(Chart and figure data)
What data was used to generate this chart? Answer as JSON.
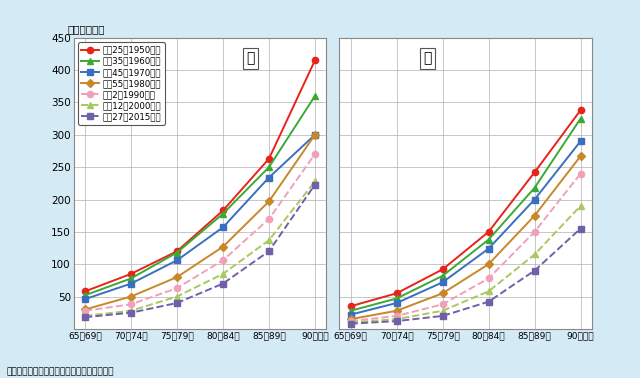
{
  "x_labels": [
    "65～69歳",
    "70～74歳",
    "75～79歳",
    "80～84歳",
    "85～89歳",
    "90歳以上"
  ],
  "x_positions": [
    0,
    1,
    2,
    3,
    4,
    5
  ],
  "ylim": [
    0,
    450
  ],
  "yticks": [
    0,
    50,
    100,
    150,
    200,
    250,
    300,
    350,
    400,
    450
  ],
  "ylabel": "（人口千対）",
  "series": [
    {
      "label": "昭和25（1950）年",
      "color": "#e8241a",
      "linestyle": "solid",
      "marker": "o",
      "male": [
        58,
        85,
        120,
        183,
        263,
        415
      ],
      "female": [
        35,
        55,
        92,
        150,
        242,
        338
      ]
    },
    {
      "label": "昭和35（1960）年",
      "color": "#3aaa35",
      "linestyle": "solid",
      "marker": "^",
      "male": [
        52,
        78,
        118,
        178,
        250,
        360
      ],
      "female": [
        28,
        47,
        82,
        138,
        218,
        325
      ]
    },
    {
      "label": "昭和45（1970）年",
      "color": "#3a6fbf",
      "linestyle": "solid",
      "marker": "s",
      "male": [
        46,
        70,
        106,
        157,
        234,
        300
      ],
      "female": [
        22,
        40,
        72,
        124,
        200,
        290
      ]
    },
    {
      "label": "昭和55（1980）年",
      "color": "#c8882a",
      "linestyle": "solid",
      "marker": "D",
      "male": [
        30,
        50,
        80,
        127,
        197,
        300
      ],
      "female": [
        15,
        28,
        55,
        100,
        175,
        267
      ]
    },
    {
      "label": "平成2（1990）年",
      "color": "#f0a0b8",
      "linestyle": "dashed",
      "marker": "o",
      "male": [
        28,
        38,
        63,
        106,
        170,
        270
      ],
      "female": [
        12,
        20,
        38,
        78,
        150,
        240
      ]
    },
    {
      "label": "平成12（2000）年",
      "color": "#a8c860",
      "linestyle": "dashed",
      "marker": "^",
      "male": [
        20,
        28,
        50,
        85,
        137,
        228
      ],
      "female": [
        10,
        15,
        28,
        58,
        115,
        190
      ]
    },
    {
      "label": "平成27（2015）年",
      "color": "#7060a8",
      "linestyle": "dashed",
      "marker": "s",
      "male": [
        18,
        25,
        40,
        70,
        120,
        223
      ],
      "female": [
        8,
        12,
        20,
        42,
        90,
        155
      ]
    }
  ],
  "background_color": "#d4eaf5",
  "plot_background": "#ffffff",
  "label_male": "男",
  "label_female": "女",
  "source_text": "資料：厕生労働省「人口動態統計」より作成"
}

> **Exercise goal**
Reproduce the entries exactly. Do not carry over any picture.

> **Exercise answer**
What data was used to generate this chart? Answer as JSON.
{
  "x_labels": [
    "65～69歳",
    "70～74歳",
    "75～79歳",
    "80～84歳",
    "85～89歳",
    "90歳以上"
  ],
  "x_positions": [
    0,
    1,
    2,
    3,
    4,
    5
  ],
  "ylim": [
    0,
    450
  ],
  "yticks": [
    0,
    50,
    100,
    150,
    200,
    250,
    300,
    350,
    400,
    450
  ],
  "ylabel": "（人口千対）",
  "series": [
    {
      "label": "昭和25（1950）年",
      "color": "#e8241a",
      "linestyle": "solid",
      "marker": "o",
      "male": [
        58,
        85,
        120,
        183,
        263,
        415
      ],
      "female": [
        35,
        55,
        92,
        150,
        242,
        338
      ]
    },
    {
      "label": "昭和35（1960）年",
      "color": "#3aaa35",
      "linestyle": "solid",
      "marker": "^",
      "male": [
        52,
        78,
        118,
        178,
        250,
        360
      ],
      "female": [
        28,
        47,
        82,
        138,
        218,
        325
      ]
    },
    {
      "label": "昭和45（1970）年",
      "color": "#3a6fbf",
      "linestyle": "solid",
      "marker": "s",
      "male": [
        46,
        70,
        106,
        157,
        234,
        300
      ],
      "female": [
        22,
        40,
        72,
        124,
        200,
        290
      ]
    },
    {
      "label": "昭和55（1980）年",
      "color": "#c8882a",
      "linestyle": "solid",
      "marker": "D",
      "male": [
        30,
        50,
        80,
        127,
        197,
        300
      ],
      "female": [
        15,
        28,
        55,
        100,
        175,
        267
      ]
    },
    {
      "label": "平成2（1990）年",
      "color": "#f0a0b8",
      "linestyle": "dashed",
      "marker": "o",
      "male": [
        28,
        38,
        63,
        106,
        170,
        270
      ],
      "female": [
        12,
        20,
        38,
        78,
        150,
        240
      ]
    },
    {
      "label": "平成12（2000）年",
      "color": "#a8c860",
      "linestyle": "dashed",
      "marker": "^",
      "male": [
        20,
        28,
        50,
        85,
        137,
        228
      ],
      "female": [
        10,
        15,
        28,
        58,
        115,
        190
      ]
    },
    {
      "label": "平成27（2015）年",
      "color": "#7060a8",
      "linestyle": "dashed",
      "marker": "s",
      "male": [
        18,
        25,
        40,
        70,
        120,
        223
      ],
      "female": [
        8,
        12,
        20,
        42,
        90,
        155
      ]
    }
  ],
  "background_color": "#d4eaf5",
  "plot_background": "#ffffff",
  "label_male": "男",
  "label_female": "女",
  "source_text": "資料：厕生労働省「人口動態統計」より作成"
}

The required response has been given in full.